Given data>
•••
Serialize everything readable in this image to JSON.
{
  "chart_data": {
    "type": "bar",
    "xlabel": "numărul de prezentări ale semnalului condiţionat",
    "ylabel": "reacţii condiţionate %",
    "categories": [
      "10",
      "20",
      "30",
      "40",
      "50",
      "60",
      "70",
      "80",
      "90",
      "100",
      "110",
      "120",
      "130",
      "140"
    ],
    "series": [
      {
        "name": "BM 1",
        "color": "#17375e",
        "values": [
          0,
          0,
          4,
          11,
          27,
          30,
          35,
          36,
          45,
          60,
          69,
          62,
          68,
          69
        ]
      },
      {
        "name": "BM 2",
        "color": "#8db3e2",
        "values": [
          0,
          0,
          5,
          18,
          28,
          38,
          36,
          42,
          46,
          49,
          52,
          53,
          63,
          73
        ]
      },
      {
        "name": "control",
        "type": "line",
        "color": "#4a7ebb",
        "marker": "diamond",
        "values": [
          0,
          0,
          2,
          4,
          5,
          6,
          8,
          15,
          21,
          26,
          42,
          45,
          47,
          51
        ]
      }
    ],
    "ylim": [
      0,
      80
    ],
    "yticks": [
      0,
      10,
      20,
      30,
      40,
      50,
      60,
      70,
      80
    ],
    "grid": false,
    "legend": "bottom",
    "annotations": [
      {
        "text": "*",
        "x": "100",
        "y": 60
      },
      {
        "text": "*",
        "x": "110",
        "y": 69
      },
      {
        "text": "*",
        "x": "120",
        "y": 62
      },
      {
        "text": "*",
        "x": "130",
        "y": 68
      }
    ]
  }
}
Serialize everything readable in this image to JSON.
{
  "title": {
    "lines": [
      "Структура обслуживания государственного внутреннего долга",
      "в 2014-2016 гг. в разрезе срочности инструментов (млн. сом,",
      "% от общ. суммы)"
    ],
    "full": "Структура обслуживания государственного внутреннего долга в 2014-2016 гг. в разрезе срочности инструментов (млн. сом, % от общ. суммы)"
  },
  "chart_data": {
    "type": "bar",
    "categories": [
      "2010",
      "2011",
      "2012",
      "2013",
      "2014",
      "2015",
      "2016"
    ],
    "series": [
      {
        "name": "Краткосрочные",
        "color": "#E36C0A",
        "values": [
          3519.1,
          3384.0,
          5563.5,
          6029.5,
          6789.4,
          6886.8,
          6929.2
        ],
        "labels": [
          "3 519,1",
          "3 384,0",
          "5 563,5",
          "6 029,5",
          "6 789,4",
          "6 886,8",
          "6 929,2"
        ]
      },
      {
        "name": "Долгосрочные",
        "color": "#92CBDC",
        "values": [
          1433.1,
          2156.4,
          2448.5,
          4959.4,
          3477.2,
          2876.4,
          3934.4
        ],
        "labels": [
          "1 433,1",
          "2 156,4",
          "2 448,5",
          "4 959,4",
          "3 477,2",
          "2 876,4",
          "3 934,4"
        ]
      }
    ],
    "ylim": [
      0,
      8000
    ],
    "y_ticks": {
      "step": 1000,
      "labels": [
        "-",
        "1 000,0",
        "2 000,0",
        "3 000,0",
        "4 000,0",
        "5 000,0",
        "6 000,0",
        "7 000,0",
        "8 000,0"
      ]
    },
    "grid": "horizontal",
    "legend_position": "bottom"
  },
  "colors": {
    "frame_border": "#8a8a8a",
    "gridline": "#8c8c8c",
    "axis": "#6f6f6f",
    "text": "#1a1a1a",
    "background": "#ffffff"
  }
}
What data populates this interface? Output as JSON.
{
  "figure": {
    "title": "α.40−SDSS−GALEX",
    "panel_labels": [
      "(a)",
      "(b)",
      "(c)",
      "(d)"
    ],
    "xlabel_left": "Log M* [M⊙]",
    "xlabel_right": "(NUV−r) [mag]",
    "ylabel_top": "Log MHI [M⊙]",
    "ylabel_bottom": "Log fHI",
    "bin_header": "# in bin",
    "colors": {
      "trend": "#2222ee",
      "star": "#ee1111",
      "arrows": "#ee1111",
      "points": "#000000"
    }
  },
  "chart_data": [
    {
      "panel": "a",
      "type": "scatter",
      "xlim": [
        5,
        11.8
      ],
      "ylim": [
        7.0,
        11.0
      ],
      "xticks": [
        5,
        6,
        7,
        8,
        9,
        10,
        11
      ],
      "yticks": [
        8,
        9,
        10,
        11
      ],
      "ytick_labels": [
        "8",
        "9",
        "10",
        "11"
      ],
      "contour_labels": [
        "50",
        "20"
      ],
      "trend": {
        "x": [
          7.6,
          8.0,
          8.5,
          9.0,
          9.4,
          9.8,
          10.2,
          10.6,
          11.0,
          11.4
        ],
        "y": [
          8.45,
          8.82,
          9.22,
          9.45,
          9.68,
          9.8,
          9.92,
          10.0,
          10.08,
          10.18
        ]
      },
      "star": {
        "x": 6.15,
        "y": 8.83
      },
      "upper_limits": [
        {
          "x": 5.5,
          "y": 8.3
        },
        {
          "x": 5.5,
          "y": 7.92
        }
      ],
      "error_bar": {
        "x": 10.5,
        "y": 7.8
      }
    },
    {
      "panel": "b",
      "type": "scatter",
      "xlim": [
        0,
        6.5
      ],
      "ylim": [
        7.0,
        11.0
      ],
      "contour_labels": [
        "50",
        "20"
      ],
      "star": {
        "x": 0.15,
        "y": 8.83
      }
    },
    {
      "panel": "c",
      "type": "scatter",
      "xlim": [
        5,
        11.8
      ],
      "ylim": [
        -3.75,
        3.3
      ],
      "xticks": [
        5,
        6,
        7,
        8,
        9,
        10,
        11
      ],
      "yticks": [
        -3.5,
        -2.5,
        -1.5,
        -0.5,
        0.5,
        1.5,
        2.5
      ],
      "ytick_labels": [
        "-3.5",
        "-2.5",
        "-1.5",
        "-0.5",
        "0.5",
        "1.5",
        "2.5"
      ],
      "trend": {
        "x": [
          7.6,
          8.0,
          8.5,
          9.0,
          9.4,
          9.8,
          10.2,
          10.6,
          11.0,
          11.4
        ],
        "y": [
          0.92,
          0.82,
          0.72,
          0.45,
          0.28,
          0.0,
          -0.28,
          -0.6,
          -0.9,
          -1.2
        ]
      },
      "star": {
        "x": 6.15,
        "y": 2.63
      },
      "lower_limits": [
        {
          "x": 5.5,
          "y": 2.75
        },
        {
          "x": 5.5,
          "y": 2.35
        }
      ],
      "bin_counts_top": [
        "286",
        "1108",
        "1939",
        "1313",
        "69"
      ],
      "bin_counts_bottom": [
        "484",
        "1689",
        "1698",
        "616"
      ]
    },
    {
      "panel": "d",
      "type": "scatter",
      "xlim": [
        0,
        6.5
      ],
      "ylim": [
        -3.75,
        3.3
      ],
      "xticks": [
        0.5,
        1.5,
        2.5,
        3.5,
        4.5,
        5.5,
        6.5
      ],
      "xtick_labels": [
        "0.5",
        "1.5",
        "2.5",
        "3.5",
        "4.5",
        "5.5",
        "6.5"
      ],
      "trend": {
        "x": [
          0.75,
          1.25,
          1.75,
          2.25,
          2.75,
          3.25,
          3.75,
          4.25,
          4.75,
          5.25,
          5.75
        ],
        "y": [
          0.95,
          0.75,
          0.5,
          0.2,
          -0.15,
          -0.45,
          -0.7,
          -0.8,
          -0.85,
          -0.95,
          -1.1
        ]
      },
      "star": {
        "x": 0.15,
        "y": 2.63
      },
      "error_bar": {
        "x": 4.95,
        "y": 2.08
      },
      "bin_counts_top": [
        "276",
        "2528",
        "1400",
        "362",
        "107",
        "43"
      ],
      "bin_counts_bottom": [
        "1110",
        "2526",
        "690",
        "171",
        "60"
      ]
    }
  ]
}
•••
Copy each line of the records that contains the word "инструментов".

Response>
      "в 2014-2016 гг. в разрезе срочности инструментов (млн. сом,",
    "full": "Структура обслуживания государственного внутреннего долга в 2014-2016 гг. в разрезе срочности инструментов (млн. сом, % от общ. суммы)"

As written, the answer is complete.